▶ Instruction
Retype every one of the entries below verbatim, preserving each character, space, and line break.
## BEGIN The data
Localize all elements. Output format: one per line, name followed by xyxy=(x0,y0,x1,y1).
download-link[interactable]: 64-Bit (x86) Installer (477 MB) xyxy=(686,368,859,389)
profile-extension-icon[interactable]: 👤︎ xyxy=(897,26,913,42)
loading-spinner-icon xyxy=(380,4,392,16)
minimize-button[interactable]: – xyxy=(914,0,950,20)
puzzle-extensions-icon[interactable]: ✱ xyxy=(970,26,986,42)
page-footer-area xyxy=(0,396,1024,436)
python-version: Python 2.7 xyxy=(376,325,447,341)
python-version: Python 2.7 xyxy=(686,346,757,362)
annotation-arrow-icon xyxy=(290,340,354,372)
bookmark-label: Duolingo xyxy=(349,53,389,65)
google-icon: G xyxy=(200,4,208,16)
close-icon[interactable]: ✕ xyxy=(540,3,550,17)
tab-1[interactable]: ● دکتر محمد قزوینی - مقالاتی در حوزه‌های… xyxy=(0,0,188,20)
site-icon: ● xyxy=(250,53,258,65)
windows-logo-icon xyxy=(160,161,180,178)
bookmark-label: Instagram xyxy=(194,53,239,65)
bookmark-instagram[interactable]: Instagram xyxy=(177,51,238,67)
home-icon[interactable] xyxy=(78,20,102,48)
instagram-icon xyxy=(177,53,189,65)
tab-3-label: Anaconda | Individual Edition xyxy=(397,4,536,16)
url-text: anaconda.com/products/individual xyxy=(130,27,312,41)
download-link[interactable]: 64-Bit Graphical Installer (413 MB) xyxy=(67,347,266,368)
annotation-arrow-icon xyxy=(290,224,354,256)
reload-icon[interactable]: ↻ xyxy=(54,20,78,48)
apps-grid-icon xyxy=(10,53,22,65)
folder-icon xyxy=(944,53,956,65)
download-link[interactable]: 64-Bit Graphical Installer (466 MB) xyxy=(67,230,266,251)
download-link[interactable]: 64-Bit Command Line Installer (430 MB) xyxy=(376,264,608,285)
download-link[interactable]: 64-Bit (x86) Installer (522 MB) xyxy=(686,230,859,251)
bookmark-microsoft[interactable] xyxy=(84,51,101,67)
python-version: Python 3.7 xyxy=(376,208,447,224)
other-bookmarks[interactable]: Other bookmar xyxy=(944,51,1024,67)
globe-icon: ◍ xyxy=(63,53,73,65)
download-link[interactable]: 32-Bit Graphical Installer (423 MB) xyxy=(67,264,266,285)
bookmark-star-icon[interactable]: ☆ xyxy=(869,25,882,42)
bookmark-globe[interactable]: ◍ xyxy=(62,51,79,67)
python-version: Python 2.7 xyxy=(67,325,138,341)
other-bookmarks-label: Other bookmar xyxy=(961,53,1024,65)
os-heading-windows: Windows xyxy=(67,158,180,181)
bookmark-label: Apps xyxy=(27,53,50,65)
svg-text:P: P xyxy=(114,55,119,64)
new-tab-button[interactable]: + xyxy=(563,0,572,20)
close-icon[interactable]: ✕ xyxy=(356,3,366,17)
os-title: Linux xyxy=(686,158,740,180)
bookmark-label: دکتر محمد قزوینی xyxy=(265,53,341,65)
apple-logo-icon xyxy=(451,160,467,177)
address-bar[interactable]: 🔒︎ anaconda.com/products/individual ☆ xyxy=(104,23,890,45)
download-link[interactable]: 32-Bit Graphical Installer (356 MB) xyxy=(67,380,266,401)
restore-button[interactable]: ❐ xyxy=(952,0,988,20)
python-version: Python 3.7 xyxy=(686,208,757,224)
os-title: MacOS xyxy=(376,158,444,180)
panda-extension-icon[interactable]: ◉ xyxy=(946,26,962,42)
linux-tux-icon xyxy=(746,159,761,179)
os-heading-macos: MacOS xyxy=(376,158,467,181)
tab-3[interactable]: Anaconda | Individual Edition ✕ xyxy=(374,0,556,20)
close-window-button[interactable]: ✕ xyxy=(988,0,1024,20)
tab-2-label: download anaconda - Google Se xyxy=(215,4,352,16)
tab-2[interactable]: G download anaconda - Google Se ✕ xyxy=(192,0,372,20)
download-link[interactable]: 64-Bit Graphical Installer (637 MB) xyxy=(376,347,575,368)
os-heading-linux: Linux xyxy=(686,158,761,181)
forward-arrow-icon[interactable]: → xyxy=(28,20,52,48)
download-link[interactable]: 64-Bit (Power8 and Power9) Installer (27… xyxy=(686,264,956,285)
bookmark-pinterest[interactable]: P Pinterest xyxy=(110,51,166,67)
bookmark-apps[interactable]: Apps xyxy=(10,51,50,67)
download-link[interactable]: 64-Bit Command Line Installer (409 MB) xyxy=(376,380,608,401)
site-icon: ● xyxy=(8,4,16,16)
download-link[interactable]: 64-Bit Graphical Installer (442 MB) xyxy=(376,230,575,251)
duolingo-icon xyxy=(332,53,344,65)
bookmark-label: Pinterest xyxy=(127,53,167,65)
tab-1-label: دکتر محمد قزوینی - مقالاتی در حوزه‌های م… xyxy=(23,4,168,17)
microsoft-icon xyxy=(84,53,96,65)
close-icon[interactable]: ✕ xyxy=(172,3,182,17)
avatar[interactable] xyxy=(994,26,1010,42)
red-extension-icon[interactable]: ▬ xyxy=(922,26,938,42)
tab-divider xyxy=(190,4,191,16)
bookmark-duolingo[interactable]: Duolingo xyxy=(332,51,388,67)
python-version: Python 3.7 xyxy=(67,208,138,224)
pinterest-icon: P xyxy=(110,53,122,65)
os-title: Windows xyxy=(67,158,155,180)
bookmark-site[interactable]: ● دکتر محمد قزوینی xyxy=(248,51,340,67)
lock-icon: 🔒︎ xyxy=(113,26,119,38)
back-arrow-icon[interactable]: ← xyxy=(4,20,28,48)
## END The data
▶ Exercise output
Localize all elements. Output format: one per line, name followed by xyxy=(x0,y0,x1,y1).
download-link[interactable]: 64-Bit (x86) Installer (477 MB) xyxy=(686,368,859,389)
profile-extension-icon[interactable]: 👤︎ xyxy=(897,26,913,42)
loading-spinner-icon xyxy=(380,4,392,16)
minimize-button[interactable]: – xyxy=(914,0,950,20)
puzzle-extensions-icon[interactable]: ✱ xyxy=(970,26,986,42)
page-footer-area xyxy=(0,396,1024,436)
python-version: Python 2.7 xyxy=(376,325,447,341)
python-version: Python 2.7 xyxy=(686,346,757,362)
annotation-arrow-icon xyxy=(290,340,354,372)
bookmark-label: Duolingo xyxy=(349,53,389,65)
google-icon: G xyxy=(200,4,208,16)
close-icon[interactable]: ✕ xyxy=(540,3,550,17)
tab-1[interactable]: ● دکتر محمد قزوینی - مقالاتی در حوزه‌های… xyxy=(0,0,188,20)
site-icon: ● xyxy=(250,53,258,65)
windows-logo-icon xyxy=(160,161,180,178)
bookmark-label: Instagram xyxy=(194,53,239,65)
bookmark-instagram[interactable]: Instagram xyxy=(177,51,238,67)
home-icon[interactable] xyxy=(78,20,102,48)
instagram-icon xyxy=(177,53,189,65)
tab-3-label: Anaconda | Individual Edition xyxy=(397,4,536,16)
url-text: anaconda.com/products/individual xyxy=(130,27,312,41)
download-link[interactable]: 64-Bit Graphical Installer (413 MB) xyxy=(67,347,266,368)
annotation-arrow-icon xyxy=(290,224,354,256)
reload-icon[interactable]: ↻ xyxy=(54,20,78,48)
apps-grid-icon xyxy=(10,53,22,65)
folder-icon xyxy=(944,53,956,65)
download-link[interactable]: 64-Bit Graphical Installer (466 MB) xyxy=(67,230,266,251)
download-link[interactable]: 64-Bit Command Line Installer (430 MB) xyxy=(376,264,608,285)
download-link[interactable]: 64-Bit (x86) Installer (522 MB) xyxy=(686,230,859,251)
bookmark-microsoft[interactable] xyxy=(84,51,101,67)
python-version: Python 3.7 xyxy=(376,208,447,224)
other-bookmarks[interactable]: Other bookmar xyxy=(944,51,1024,67)
globe-icon: ◍ xyxy=(63,53,73,65)
download-link[interactable]: 32-Bit Graphical Installer (423 MB) xyxy=(67,264,266,285)
bookmark-star-icon[interactable]: ☆ xyxy=(869,25,882,42)
bookmark-globe[interactable]: ◍ xyxy=(62,51,79,67)
python-version: Python 2.7 xyxy=(67,325,138,341)
other-bookmarks-label: Other bookmar xyxy=(961,53,1024,65)
os-heading-windows: Windows xyxy=(67,158,180,181)
bookmark-label: Apps xyxy=(27,53,50,65)
svg-text:P: P xyxy=(114,55,119,64)
new-tab-button[interactable]: + xyxy=(563,0,572,20)
close-icon[interactable]: ✕ xyxy=(356,3,366,17)
os-title: Linux xyxy=(686,158,740,180)
bookmark-label: دکتر محمد قزوینی xyxy=(265,53,341,65)
apple-logo-icon xyxy=(451,160,467,177)
address-bar[interactable]: 🔒︎ anaconda.com/products/individual ☆ xyxy=(104,23,890,45)
download-link[interactable]: 32-Bit Graphical Installer (356 MB) xyxy=(67,380,266,401)
restore-button[interactable]: ❐ xyxy=(952,0,988,20)
python-version: Python 3.7 xyxy=(686,208,757,224)
os-title: MacOS xyxy=(376,158,444,180)
panda-extension-icon[interactable]: ◉ xyxy=(946,26,962,42)
linux-tux-icon xyxy=(746,159,761,179)
os-heading-macos: MacOS xyxy=(376,158,467,181)
tab-3[interactable]: Anaconda | Individual Edition ✕ xyxy=(374,0,556,20)
close-window-button[interactable]: ✕ xyxy=(988,0,1024,20)
tab-2-label: download anaconda - Google Se xyxy=(215,4,352,16)
tab-2[interactable]: G download anaconda - Google Se ✕ xyxy=(192,0,372,20)
download-link[interactable]: 64-Bit Graphical Installer (637 MB) xyxy=(376,347,575,368)
os-heading-linux: Linux xyxy=(686,158,761,181)
forward-arrow-icon[interactable]: → xyxy=(28,20,52,48)
download-link[interactable]: 64-Bit (Power8 and Power9) Installer (27… xyxy=(686,264,956,285)
bookmark-pinterest[interactable]: P Pinterest xyxy=(110,51,166,67)
bookmark-apps[interactable]: Apps xyxy=(10,51,50,67)
download-link[interactable]: 64-Bit Command Line Installer (409 MB) xyxy=(376,380,608,401)
site-icon: ● xyxy=(8,4,16,16)
download-link[interactable]: 64-Bit Graphical Installer (442 MB) xyxy=(376,230,575,251)
duolingo-icon xyxy=(332,53,344,65)
bookmark-label: Pinterest xyxy=(127,53,167,65)
tab-1-label: دکتر محمد قزوینی - مقالاتی در حوزه‌های م… xyxy=(23,4,168,17)
microsoft-icon xyxy=(84,53,96,65)
close-icon[interactable]: ✕ xyxy=(172,3,182,17)
avatar[interactable] xyxy=(994,26,1010,42)
red-extension-icon[interactable]: ▬ xyxy=(922,26,938,42)
tab-divider xyxy=(190,4,191,16)
bookmark-duolingo[interactable]: Duolingo xyxy=(332,51,388,67)
python-version: Python 3.7 xyxy=(67,208,138,224)
pinterest-icon: P xyxy=(110,53,122,65)
os-title: Windows xyxy=(67,158,155,180)
bookmark-site[interactable]: ● دکتر محمد قزوینی xyxy=(248,51,340,67)
lock-icon: 🔒︎ xyxy=(113,26,119,38)
back-arrow-icon[interactable]: ← xyxy=(4,20,28,48)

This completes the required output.